» **Task instructions**
Set down the whole listing verbatim.

» **Working data**

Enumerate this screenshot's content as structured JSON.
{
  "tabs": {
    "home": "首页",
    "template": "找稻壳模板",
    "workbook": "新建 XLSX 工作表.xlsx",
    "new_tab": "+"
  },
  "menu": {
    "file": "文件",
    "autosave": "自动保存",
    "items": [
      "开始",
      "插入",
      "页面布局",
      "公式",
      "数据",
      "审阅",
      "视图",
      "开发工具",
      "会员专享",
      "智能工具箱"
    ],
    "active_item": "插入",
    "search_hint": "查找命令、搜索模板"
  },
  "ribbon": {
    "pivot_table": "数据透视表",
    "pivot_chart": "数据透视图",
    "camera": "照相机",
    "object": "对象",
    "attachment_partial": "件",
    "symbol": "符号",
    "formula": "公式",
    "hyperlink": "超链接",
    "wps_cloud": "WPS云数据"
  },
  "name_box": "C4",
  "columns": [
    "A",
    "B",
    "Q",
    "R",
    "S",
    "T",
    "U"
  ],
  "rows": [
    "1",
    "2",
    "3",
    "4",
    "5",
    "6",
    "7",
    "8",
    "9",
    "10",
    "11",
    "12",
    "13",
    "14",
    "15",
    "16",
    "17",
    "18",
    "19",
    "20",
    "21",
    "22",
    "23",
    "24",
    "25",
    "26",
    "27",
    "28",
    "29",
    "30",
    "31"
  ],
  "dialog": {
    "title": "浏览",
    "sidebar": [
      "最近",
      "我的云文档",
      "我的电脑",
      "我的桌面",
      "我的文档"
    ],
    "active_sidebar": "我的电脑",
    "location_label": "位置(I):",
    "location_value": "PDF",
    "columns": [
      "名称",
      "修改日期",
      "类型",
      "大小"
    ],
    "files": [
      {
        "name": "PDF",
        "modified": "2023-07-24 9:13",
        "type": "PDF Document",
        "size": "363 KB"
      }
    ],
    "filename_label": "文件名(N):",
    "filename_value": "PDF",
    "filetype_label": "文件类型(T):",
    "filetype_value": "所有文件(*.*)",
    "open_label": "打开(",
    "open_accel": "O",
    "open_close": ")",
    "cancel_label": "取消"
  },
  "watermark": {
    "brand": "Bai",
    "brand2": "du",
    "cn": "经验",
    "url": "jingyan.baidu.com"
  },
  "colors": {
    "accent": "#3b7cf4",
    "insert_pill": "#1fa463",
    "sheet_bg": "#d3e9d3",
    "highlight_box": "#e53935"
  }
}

» **Solution for this problem**
Enumerate this screenshot's content as structured JSON.
{
  "tabs": {
    "home": "首页",
    "template": "找稻壳模板",
    "workbook": "新建 XLSX 工作表.xlsx",
    "new_tab": "+"
  },
  "menu": {
    "file": "文件",
    "autosave": "自动保存",
    "items": [
      "开始",
      "插入",
      "页面布局",
      "公式",
      "数据",
      "审阅",
      "视图",
      "开发工具",
      "会员专享",
      "智能工具箱"
    ],
    "active_item": "插入",
    "search_hint": "查找命令、搜索模板"
  },
  "ribbon": {
    "pivot_table": "数据透视表",
    "pivot_chart": "数据透视图",
    "camera": "照相机",
    "object": "对象",
    "attachment_partial": "件",
    "symbol": "符号",
    "formula": "公式",
    "hyperlink": "超链接",
    "wps_cloud": "WPS云数据"
  },
  "name_box": "C4",
  "columns": [
    "A",
    "B",
    "Q",
    "R",
    "S",
    "T",
    "U"
  ],
  "rows": [
    "1",
    "2",
    "3",
    "4",
    "5",
    "6",
    "7",
    "8",
    "9",
    "10",
    "11",
    "12",
    "13",
    "14",
    "15",
    "16",
    "17",
    "18",
    "19",
    "20",
    "21",
    "22",
    "23",
    "24",
    "25",
    "26",
    "27",
    "28",
    "29",
    "30",
    "31"
  ],
  "dialog": {
    "title": "浏览",
    "sidebar": [
      "最近",
      "我的云文档",
      "我的电脑",
      "我的桌面",
      "我的文档"
    ],
    "active_sidebar": "我的电脑",
    "location_label": "位置(I):",
    "location_value": "PDF",
    "columns": [
      "名称",
      "修改日期",
      "类型",
      "大小"
    ],
    "files": [
      {
        "name": "PDF",
        "modified": "2023-07-24 9:13",
        "type": "PDF Document",
        "size": "363 KB"
      }
    ],
    "filename_label": "文件名(N):",
    "filename_value": "PDF",
    "filetype_label": "文件类型(T):",
    "filetype_value": "所有文件(*.*)",
    "open_label": "打开(",
    "open_accel": "O",
    "open_close": ")",
    "cancel_label": "取消"
  },
  "watermark": {
    "brand": "Bai",
    "brand2": "du",
    "cn": "经验",
    "url": "jingyan.baidu.com"
  },
  "colors": {
    "accent": "#3b7cf4",
    "insert_pill": "#1fa463",
    "sheet_bg": "#d3e9d3",
    "highlight_box": "#e53935"
  }
}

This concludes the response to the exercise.